#### Exercise
For the string "name", find every matching line in the records and copy it.

#### Dataset rows about figures

########################################

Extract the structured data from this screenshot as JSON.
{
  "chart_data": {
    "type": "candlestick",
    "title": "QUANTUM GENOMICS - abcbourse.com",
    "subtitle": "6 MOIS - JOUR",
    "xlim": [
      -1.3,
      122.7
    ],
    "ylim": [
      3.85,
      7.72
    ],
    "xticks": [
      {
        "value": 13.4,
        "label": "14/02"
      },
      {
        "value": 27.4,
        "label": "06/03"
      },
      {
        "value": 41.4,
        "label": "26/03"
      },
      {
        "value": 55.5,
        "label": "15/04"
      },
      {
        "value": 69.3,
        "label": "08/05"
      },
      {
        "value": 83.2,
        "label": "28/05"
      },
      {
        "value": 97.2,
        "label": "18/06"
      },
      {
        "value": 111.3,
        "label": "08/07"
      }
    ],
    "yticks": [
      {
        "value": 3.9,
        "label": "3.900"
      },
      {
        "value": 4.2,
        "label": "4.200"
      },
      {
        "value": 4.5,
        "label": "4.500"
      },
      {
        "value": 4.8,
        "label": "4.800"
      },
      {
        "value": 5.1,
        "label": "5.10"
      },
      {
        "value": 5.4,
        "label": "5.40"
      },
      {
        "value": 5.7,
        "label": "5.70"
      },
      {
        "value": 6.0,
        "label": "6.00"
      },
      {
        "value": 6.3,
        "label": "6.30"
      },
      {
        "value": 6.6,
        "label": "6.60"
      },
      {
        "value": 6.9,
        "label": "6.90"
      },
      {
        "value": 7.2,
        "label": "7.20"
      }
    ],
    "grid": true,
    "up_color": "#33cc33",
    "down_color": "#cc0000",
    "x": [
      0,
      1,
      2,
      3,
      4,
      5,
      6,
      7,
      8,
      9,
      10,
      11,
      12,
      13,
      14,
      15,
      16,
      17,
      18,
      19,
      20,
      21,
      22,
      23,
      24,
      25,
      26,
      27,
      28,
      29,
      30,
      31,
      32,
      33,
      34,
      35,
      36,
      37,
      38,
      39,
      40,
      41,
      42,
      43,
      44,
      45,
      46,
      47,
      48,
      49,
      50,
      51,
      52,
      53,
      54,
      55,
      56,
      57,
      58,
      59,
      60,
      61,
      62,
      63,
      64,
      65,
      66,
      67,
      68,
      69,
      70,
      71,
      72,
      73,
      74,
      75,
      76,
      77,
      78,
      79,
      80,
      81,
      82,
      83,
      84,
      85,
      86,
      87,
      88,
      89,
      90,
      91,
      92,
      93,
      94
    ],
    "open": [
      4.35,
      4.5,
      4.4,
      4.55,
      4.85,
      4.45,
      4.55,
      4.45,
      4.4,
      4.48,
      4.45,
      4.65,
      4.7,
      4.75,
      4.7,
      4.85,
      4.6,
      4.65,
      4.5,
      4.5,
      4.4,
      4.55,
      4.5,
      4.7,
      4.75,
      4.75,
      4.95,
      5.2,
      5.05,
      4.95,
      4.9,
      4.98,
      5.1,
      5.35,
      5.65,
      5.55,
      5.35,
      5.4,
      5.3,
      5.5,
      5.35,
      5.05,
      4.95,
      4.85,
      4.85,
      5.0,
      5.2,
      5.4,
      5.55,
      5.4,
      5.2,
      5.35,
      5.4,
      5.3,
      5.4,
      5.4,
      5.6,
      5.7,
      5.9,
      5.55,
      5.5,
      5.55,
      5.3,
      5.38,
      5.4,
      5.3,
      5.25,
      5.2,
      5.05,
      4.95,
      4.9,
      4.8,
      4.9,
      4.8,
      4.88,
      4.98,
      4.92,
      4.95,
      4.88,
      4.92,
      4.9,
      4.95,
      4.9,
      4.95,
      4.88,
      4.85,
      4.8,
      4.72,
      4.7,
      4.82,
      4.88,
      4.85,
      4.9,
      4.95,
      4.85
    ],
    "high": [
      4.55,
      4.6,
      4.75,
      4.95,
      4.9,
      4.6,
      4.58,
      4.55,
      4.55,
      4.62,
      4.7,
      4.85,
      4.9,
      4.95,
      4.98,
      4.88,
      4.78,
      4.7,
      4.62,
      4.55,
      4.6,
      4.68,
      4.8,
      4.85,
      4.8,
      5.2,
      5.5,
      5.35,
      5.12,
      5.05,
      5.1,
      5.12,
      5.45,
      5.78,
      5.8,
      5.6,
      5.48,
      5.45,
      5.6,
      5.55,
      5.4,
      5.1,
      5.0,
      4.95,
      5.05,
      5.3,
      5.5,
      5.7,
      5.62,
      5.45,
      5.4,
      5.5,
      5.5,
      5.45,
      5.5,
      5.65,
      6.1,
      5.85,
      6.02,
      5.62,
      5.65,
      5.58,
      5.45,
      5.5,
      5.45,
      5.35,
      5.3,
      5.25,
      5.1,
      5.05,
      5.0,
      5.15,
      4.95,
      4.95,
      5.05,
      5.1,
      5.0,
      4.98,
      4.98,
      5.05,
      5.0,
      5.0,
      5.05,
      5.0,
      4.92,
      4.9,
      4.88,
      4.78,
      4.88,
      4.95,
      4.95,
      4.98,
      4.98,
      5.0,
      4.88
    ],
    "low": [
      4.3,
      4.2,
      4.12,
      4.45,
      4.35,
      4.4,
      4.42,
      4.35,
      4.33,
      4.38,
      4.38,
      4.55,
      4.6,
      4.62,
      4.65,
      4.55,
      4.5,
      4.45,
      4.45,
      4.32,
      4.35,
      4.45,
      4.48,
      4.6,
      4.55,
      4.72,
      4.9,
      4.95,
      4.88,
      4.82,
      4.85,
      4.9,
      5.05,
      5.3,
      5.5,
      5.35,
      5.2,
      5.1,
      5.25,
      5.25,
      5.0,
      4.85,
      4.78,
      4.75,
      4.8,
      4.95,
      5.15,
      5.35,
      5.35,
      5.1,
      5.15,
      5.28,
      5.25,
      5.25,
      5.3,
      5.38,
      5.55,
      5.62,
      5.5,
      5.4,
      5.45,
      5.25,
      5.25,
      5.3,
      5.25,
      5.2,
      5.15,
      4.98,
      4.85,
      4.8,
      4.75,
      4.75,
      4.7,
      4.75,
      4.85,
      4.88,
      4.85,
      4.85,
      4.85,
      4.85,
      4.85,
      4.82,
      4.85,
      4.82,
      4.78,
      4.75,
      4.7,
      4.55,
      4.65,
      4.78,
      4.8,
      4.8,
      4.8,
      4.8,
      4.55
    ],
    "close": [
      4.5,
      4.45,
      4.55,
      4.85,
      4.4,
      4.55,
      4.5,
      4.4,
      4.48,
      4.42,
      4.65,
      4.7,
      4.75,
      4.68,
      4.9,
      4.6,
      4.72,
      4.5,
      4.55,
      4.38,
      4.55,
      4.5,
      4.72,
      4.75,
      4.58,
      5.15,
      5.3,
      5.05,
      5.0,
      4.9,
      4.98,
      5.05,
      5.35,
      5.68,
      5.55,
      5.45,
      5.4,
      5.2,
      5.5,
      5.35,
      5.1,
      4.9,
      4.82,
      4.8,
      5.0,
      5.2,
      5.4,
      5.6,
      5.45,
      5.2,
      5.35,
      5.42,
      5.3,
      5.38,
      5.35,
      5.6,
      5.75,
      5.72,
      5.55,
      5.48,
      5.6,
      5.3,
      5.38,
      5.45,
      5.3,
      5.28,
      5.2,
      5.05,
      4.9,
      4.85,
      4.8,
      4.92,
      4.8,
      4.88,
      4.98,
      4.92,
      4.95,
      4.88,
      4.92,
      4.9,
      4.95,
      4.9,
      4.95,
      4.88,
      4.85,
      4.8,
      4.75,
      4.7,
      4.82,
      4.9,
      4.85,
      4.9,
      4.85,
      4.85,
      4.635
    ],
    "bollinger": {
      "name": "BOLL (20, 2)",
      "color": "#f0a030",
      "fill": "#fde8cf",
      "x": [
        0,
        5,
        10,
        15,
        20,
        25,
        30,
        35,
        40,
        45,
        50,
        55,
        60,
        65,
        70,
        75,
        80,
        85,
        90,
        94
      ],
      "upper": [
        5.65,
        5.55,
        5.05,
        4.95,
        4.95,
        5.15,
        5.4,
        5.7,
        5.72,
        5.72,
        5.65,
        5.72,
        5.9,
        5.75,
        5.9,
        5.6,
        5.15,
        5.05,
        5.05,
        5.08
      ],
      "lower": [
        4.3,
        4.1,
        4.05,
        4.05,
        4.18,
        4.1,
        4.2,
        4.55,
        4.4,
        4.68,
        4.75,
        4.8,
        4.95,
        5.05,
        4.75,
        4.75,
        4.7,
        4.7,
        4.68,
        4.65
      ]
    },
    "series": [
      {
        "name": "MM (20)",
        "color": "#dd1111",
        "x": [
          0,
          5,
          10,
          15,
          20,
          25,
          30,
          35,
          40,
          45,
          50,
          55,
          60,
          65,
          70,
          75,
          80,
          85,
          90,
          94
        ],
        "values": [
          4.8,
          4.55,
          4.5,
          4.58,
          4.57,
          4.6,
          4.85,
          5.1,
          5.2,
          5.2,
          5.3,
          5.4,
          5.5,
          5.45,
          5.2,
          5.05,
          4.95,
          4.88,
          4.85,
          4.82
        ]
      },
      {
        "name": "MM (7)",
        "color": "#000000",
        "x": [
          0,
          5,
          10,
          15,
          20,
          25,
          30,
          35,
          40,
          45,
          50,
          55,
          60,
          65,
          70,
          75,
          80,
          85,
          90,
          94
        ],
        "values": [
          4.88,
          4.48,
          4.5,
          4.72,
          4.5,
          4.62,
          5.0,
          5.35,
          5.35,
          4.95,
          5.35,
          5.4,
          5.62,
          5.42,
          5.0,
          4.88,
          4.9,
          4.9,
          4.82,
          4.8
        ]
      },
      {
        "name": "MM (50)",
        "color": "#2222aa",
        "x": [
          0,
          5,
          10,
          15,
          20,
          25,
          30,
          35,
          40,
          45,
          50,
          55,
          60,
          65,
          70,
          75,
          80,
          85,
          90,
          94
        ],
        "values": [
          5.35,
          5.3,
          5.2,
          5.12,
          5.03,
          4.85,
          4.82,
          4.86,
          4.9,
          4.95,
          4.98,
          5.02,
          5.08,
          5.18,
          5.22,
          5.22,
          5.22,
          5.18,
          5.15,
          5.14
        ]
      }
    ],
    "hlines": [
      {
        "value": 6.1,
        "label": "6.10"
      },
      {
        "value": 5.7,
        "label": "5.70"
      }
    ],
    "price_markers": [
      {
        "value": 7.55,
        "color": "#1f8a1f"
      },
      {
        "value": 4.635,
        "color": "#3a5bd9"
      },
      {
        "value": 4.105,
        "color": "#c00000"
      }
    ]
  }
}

########################################

#### Response
      "name": "BOLL (20, 2)",
        "name": "MM (20)",
        "name": "MM (7)",
        "name": "MM (50)",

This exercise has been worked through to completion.